Challenge: Reproduce the records below in full and exactly, without their images.
───── Recorded information
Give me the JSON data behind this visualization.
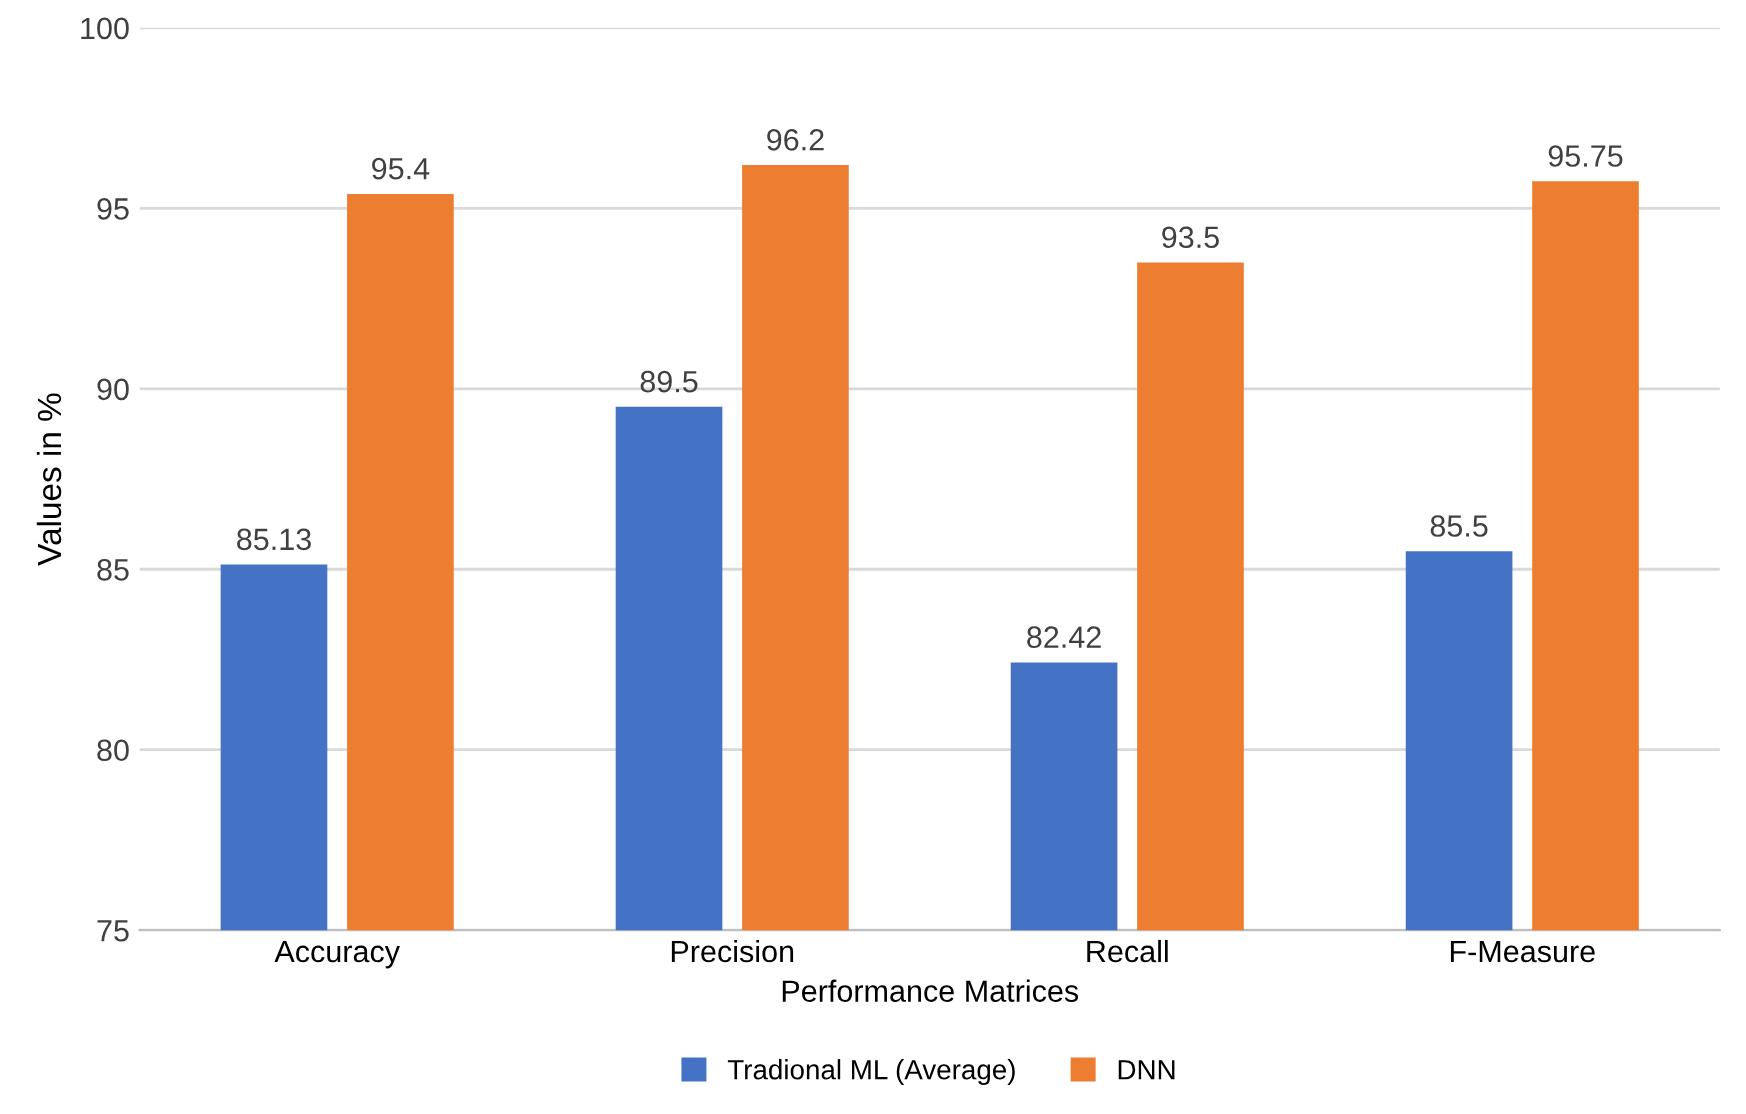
{
  "chart_data": {
    "type": "bar",
    "xlabel": "Performance Matrices",
    "ylabel": "Values in %",
    "categories": [
      "Accuracy",
      "Precision",
      "Recall",
      "F-Measure"
    ],
    "series": [
      {
        "name": "Tradional ML (Average)",
        "color": "#4472c4",
        "values": [
          85.13,
          89.5,
          82.42,
          85.5
        ]
      },
      {
        "name": "DNN",
        "color": "#ed7d31",
        "values": [
          95.4,
          96.2,
          93.5,
          95.75
        ]
      }
    ],
    "ylim": [
      75,
      100
    ],
    "yticks": [
      75,
      80,
      85,
      90,
      95,
      100
    ],
    "grid": "y",
    "legend": "bottom",
    "data_labels": true
  }
}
──────────
Result:
Give me the JSON data behind this visualization.
{
  "chart_data": {
    "type": "bar",
    "xlabel": "Performance Matrices",
    "ylabel": "Values in %",
    "categories": [
      "Accuracy",
      "Precision",
      "Recall",
      "F-Measure"
    ],
    "series": [
      {
        "name": "Tradional ML (Average)",
        "color": "#4472c4",
        "values": [
          85.13,
          89.5,
          82.42,
          85.5
        ]
      },
      {
        "name": "DNN",
        "color": "#ed7d31",
        "values": [
          95.4,
          96.2,
          93.5,
          95.75
        ]
      }
    ],
    "ylim": [
      75,
      100
    ],
    "yticks": [
      75,
      80,
      85,
      90,
      95,
      100
    ],
    "grid": "y",
    "legend": "bottom",
    "data_labels": true
  }
}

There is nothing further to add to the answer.